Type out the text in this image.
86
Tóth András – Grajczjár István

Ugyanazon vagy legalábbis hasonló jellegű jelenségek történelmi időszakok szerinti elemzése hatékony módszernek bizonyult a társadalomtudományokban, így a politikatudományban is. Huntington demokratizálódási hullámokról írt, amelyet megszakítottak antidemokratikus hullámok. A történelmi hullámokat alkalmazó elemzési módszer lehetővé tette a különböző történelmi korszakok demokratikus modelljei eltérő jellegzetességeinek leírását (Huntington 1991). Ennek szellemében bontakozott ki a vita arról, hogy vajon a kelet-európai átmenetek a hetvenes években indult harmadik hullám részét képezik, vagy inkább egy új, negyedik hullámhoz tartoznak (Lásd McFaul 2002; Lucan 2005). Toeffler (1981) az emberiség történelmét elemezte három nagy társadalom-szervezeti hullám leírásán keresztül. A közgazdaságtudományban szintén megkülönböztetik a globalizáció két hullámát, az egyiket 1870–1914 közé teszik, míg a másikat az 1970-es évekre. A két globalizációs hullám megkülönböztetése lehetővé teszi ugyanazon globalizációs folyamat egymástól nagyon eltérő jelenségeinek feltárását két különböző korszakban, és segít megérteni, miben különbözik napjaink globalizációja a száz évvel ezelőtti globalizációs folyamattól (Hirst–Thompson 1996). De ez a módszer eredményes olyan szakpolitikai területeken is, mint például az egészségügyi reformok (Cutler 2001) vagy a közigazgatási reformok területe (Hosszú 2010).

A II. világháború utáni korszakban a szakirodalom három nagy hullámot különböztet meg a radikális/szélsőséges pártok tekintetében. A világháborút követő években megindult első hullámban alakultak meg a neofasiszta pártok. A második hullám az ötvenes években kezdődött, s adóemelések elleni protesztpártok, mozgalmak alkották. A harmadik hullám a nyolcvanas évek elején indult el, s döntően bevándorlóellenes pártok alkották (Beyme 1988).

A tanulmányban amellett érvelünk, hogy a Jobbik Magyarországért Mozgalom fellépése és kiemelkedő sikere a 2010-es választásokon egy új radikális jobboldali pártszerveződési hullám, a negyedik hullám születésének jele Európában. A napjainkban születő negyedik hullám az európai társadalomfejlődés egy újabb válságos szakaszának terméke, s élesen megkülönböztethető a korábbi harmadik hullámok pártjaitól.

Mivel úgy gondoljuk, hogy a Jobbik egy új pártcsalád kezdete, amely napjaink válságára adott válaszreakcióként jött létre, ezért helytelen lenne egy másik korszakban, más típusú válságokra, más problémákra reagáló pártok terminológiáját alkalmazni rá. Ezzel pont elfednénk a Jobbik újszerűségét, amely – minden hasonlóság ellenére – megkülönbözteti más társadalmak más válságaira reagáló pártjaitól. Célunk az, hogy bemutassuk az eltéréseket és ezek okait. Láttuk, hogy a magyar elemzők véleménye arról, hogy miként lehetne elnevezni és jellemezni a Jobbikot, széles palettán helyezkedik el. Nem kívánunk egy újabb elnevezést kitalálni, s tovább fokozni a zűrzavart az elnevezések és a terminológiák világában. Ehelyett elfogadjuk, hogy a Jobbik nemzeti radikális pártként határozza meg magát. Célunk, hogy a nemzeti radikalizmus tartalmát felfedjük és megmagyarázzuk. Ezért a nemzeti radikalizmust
========================
- [The problem]:
Recite the full listing above exactly.

- [Written answer]:
Type out the text in this image.
86
Tóth András – Grajczjár István

Ugyanazon vagy legalábbis hasonló jellegű jelenségek történelmi időszakok szerinti elemzése hatékony módszernek bizonyult a társadalomtudományokban, így a politikatudományban is. Huntington demokratizálódási hullámokról írt, amelyet megszakítottak antidemokratikus hullámok. A történelmi hullámokat alkalmazó elemzési módszer lehetővé tette a különböző történelmi korszakok demokratikus modelljei eltérő jellegzetességeinek leírását (Huntington 1991). Ennek szellemében bontakozott ki a vita arról, hogy vajon a kelet-európai átmenetek a hetvenes években indult harmadik hullám részét képezik, vagy inkább egy új, negyedik hullámhoz tartoznak (Lásd McFaul 2002; Lucan 2005). Toeffler (1981) az emberiség történelmét elemezte három nagy társadalom-szervezeti hullám leírásán keresztül. A közgazdaságtudományban szintén megkülönböztetik a globalizáció két hullámát, az egyiket 1870–1914 közé teszik, míg a másikat az 1970-es évekre. A két globalizációs hullám megkülönböztetése lehetővé teszi ugyanazon globalizációs folyamat egymástól nagyon eltérő jelenségeinek feltárását két különböző korszakban, és segít megérteni, miben különbözik napjaink globalizációja a száz évvel ezelőtti globalizációs folyamattól (Hirst–Thompson 1996). De ez a módszer eredményes olyan szakpolitikai területeken is, mint például az egészségügyi reformok (Cutler 2001) vagy a közigazgatási reformok területe (Hosszú 2010).

A II. világháború utáni korszakban a szakirodalom három nagy hullámot különböztet meg a radikális/szélsőséges pártok tekintetében. A világháborút követő években megindult első hullámban alakultak meg a neofasiszta pártok. A második hullám az ötvenes években kezdődött, s adóemelések elleni protesztpártok, mozgalmak alkották. A harmadik hullám a nyolcvanas évek elején indult el, s döntően bevándorlóellenes pártok alkották (Beyme 1988).

A tanulmányban amellett érvelünk, hogy a Jobbik Magyarországért Mozgalom fellépése és kiemelkedő sikere a 2010-es választásokon egy új radikális jobboldali pártszerveződési hullám, a negyedik hullám születésének jele Európában. A napjainkban születő negyedik hullám az európai társadalomfejlődés egy újabb válságos szakaszának terméke, s élesen megkülönböztethető a korábbi harmadik hullámok pártjaitól.

Mivel úgy gondoljuk, hogy a Jobbik egy új pártcsalád kezdete, amely napjaink válságára adott válaszreakcióként jött létre, ezért helytelen lenne egy másik korszakban, más típusú válságokra, más problémákra reagáló pártok terminológiáját alkalmazni rá. Ezzel pont elfednénk a Jobbik újszerűségét, amely – minden hasonlóság ellenére – megkülönbözteti más társadalmak más válságaira reagáló pártjaitól. Célunk az, hogy bemutassuk az eltéréseket és ezek okait. Láttuk, hogy a magyar elemzők véleménye arról, hogy miként lehetne elnevezni és jellemezni a Jobbikot, széles palettán helyezkedik el. Nem kívánunk egy újabb elnevezést kitalálni, s tovább fokozni a zűrzavart az elnevezések és a terminológiák világában. Ehelyett elfogadjuk, hogy a Jobbik nemzeti radikális pártként határozza meg magát. Célunk, hogy a nemzeti radikalizmus tartalmát felfedjük és megmagyarázzuk. Ezért a nemzeti radikalizmust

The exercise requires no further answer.